> [STATED PROBLEM]: Using the records below, locate all lines containing "وأهل" and return them.

--- START ---

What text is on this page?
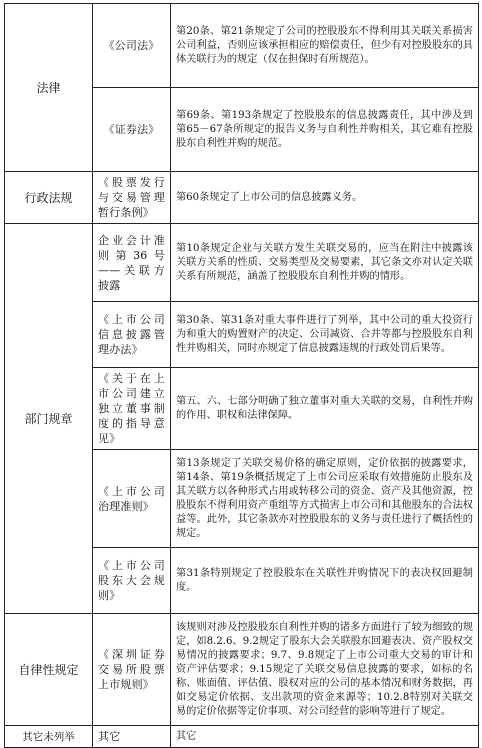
˙
法律	《公司法》	第20条、第21条规定了公司的控股股东不得利用其关联关系损害公司利益，否则应该承担相应的赔偿责任，但少有对控股股东的具体关联行为的规定（仅在担保时有所规范）。
	《证券法》	第69条、第193条规定了控股股东的信息披露责任，其中涉及到第65－67条所规定的报告义务与自利性并购相关，其它难有控股股东自利性并购的规范。
行政法规	《股票发行与交易管理暂行条例》	第60条规定了上市公司的信息披露义务。
部门规章	企业会计准则第36号——关联方披露	第10条规定企业与关联方发生关联交易的，应当在附注中披露该关联方关系的性质、交易类型及交易要素，其它条文亦对认定关联关系有所规范，涵盖了控股股东自利性并购的情形。
	《上市公司信息披露管理办法》	第30条、第31条对重大事件进行了列举，其中公司的重大投资行为和重大的购置财产的决定、公司减资、合并等都与控股股东自利性并购相关，同时亦规定了信息披露违规的行政处罚后果等。
	《关于在上市公司建立独立董事制度的指导意见》	第五、六、七部分明确了独立董事对重大关联的交易，自利性并购的作用、职权和法律保障。
	《上市公司治理准则》	第13条规定了关联交易价格的确定原则，定价依据的披露要求，第14条、第19条概括规定了上市公司应采取有效措施防止股东及其关联方以各种形式占用或转移公司的资金、资产及其他资源，控股股东不得利用资产重组等方式损害上市公司和其他股东的合法权益等。此外，其它条款亦对控股股东的义务与责任进行了概括性的规定。
	《上市公司股东大会规则》	第31条特别规定了控股股东在关联性并购情况下的表决权回避制度。
自律性规定	《深圳证券交易所股票上市规则》	该规则对涉及控股股东自利性并购的诸多方面进行了较为细致的规定，如8.2.6、9.2规定了股东大会关联股东回避表决、资产股权交易情况的披露要求；9.7、9.8规定了上市公司重大交易的审计和资产评估要求；9.15规定了关联交易信息披露的要求，如标的名称、账面值、评估值、股权对应的公司的基本情况和财务数据，再如交易定价依据、支出款项的资金来源等；10.2.8特别对关联交易的定价依据等定价事项、对公司经营的影响等进行了规定。
其它未列举	其它	其它
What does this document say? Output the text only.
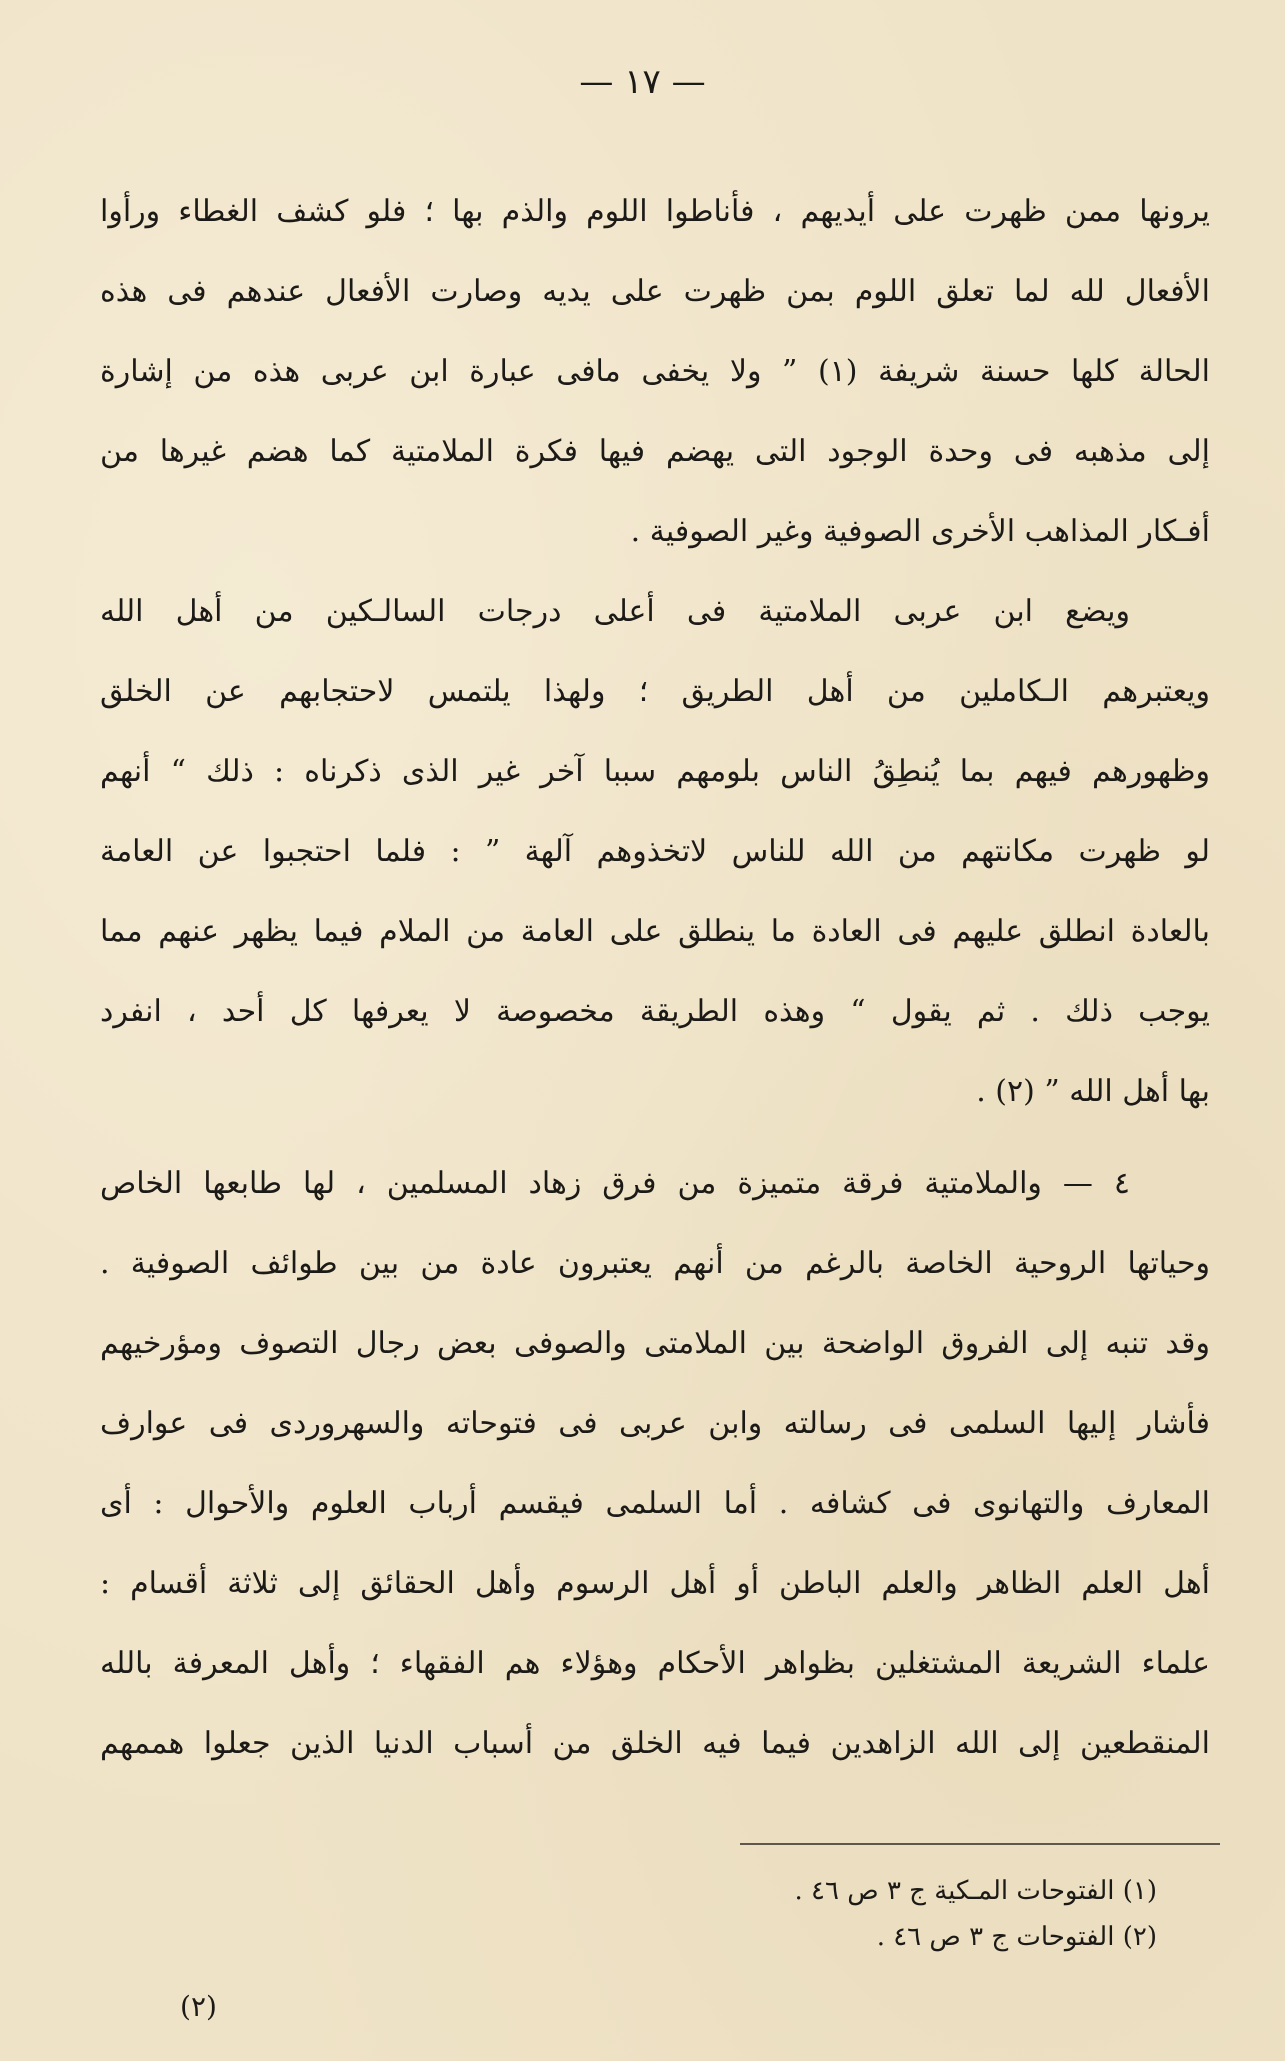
— ١٧ —
يرونها ممن ظهرت على أيديهم ، فأناطوا اللوم والذم بها ؛ فلو كشف الغطاء ورأوا
الأفعال لله لما تعلق اللوم بمن ظهرت على يديه وصارت الأفعال عندهم فى هذه
الحالة كلها حسنة شريفة (١) ” ولا يخفى مافى عبارة ابن عربى هذه من إشارة
إلى مذهبه فى وحدة الوجود التى يهضم فيها فكرة الملامتية كما هضم غيرها من
أفـكار المذاهب الأخرى الصوفية وغير الصوفية .
ويضع ابن عربى الملامتية فى أعلى درجات السالـكين من أهل الله
ويعتبرهم الـكاملين من أهل الطريق ؛ ولهذا يلتمس لاحتجابهم عن الخلق
وظهورهم فيهم بما يُنطِقُ الناس بلومهم سببا آخر غير الذى ذكرناه : ذلك “ أنهم
لو ظهرت مكانتهم من الله للناس لاتخذوهم آلهة ” : فلما احتجبوا عن العامة
بالعادة انطلق عليهم فى العادة ما ينطلق على العامة من الملام فيما يظهر عنهم مما
يوجب ذلك . ثم يقول “ وهذه الطريقة مخصوصة لا يعرفها كل أحد ، انفرد
بها أهل الله ” (٢) .
٤ — والملامتية فرقة متميزة من فرق زهاد المسلمين ، لها طابعها الخاص
وحياتها الروحية الخاصة بالرغم من أنهم يعتبرون عادة من بين طوائف الصوفية .
وقد تنبه إلى الفروق الواضحة بين الملامتى والصوفى بعض رجال التصوف ومؤرخيهم
فأشار إليها السلمى فى رسالته وابن عربى فى فتوحاته والسهروردى فى عوارف
المعارف والتهانوى فى كشافه . أما السلمى فيقسم أرباب العلوم والأحوال : أى
أهل العلم الظاهر والعلم الباطن أو أهل الرسوم وأهل الحقائق إلى ثلاثة أقسام :
علماء الشريعة المشتغلين بظواهر الأحكام وهؤلاء هم الفقهاء ؛ وأهل المعرفة بالله
المنقطعين إلى الله الزاهدين فيما فيه الخلق من أسباب الدنيا الذين جعلوا هممهم
(١) الفتوحات المـكية ج ٣ ص ٤٦ .
(٢) الفتوحات ج ٣ ص ٤٦ .
(٢)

--- END ---

> [ANSWER FOR THE TASK]:
أهل العلم الظاهر والعلم الباطن أو أهل الرسوم وأهل الحقائق إلى ثلاثة أقسام :
علماء الشريعة المشتغلين بظواهر الأحكام وهؤلاء هم الفقهاء ؛ وأهل المعرفة بالله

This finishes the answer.